Entries with figure data

——————————

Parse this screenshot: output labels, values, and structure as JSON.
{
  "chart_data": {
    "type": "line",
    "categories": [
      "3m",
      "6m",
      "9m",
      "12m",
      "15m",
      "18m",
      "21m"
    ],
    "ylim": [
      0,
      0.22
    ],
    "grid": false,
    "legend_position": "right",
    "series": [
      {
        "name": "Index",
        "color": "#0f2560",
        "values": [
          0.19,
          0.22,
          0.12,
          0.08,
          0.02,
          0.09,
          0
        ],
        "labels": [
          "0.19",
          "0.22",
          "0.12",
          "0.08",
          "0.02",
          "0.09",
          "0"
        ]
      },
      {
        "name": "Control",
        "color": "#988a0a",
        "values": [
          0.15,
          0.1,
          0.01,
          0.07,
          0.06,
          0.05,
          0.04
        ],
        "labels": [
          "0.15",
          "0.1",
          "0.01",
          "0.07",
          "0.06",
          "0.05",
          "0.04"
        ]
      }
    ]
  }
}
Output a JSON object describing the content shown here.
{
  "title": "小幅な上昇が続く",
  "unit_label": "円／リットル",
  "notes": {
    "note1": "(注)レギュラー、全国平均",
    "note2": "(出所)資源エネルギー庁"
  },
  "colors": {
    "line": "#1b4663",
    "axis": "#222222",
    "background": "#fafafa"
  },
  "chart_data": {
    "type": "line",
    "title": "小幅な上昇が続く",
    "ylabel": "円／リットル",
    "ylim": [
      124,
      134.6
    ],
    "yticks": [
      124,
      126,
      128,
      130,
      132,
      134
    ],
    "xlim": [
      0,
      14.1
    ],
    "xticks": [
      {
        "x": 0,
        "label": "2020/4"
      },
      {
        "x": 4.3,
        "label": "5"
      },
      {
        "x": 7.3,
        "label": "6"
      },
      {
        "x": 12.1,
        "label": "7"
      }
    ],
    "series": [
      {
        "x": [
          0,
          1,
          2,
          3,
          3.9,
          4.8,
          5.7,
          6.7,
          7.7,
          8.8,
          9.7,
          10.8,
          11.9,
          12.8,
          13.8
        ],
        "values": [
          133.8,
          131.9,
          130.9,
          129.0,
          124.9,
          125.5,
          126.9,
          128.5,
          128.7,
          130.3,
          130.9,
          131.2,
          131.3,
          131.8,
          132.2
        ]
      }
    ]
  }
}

——————————

→ **What you have to do**
Generate an exact reproduction of all entries.

→ **In response**
Parse this screenshot: output labels, values, and structure as JSON.
{
  "chart_data": {
    "type": "line",
    "categories": [
      "3m",
      "6m",
      "9m",
      "12m",
      "15m",
      "18m",
      "21m"
    ],
    "ylim": [
      0,
      0.22
    ],
    "grid": false,
    "legend_position": "right",
    "series": [
      {
        "name": "Index",
        "color": "#0f2560",
        "values": [
          0.19,
          0.22,
          0.12,
          0.08,
          0.02,
          0.09,
          0
        ],
        "labels": [
          "0.19",
          "0.22",
          "0.12",
          "0.08",
          "0.02",
          "0.09",
          "0"
        ]
      },
      {
        "name": "Control",
        "color": "#988a0a",
        "values": [
          0.15,
          0.1,
          0.01,
          0.07,
          0.06,
          0.05,
          0.04
        ],
        "labels": [
          "0.15",
          "0.1",
          "0.01",
          "0.07",
          "0.06",
          "0.05",
          "0.04"
        ]
      }
    ]
  }
}
Output a JSON object describing the content shown here.
{
  "title": "小幅な上昇が続く",
  "unit_label": "円／リットル",
  "notes": {
    "note1": "(注)レギュラー、全国平均",
    "note2": "(出所)資源エネルギー庁"
  },
  "colors": {
    "line": "#1b4663",
    "axis": "#222222",
    "background": "#fafafa"
  },
  "chart_data": {
    "type": "line",
    "title": "小幅な上昇が続く",
    "ylabel": "円／リットル",
    "ylim": [
      124,
      134.6
    ],
    "yticks": [
      124,
      126,
      128,
      130,
      132,
      134
    ],
    "xlim": [
      0,
      14.1
    ],
    "xticks": [
      {
        "x": 0,
        "label": "2020/4"
      },
      {
        "x": 4.3,
        "label": "5"
      },
      {
        "x": 7.3,
        "label": "6"
      },
      {
        "x": 12.1,
        "label": "7"
      }
    ],
    "series": [
      {
        "x": [
          0,
          1,
          2,
          3,
          3.9,
          4.8,
          5.7,
          6.7,
          7.7,
          8.8,
          9.7,
          10.8,
          11.9,
          12.8,
          13.8
        ],
        "values": [
          133.8,
          131.9,
          130.9,
          129.0,
          124.9,
          125.5,
          126.9,
          128.5,
          128.7,
          130.3,
          130.9,
          131.2,
          131.3,
          131.8,
          132.2
        ]
      }
    ]
  }
}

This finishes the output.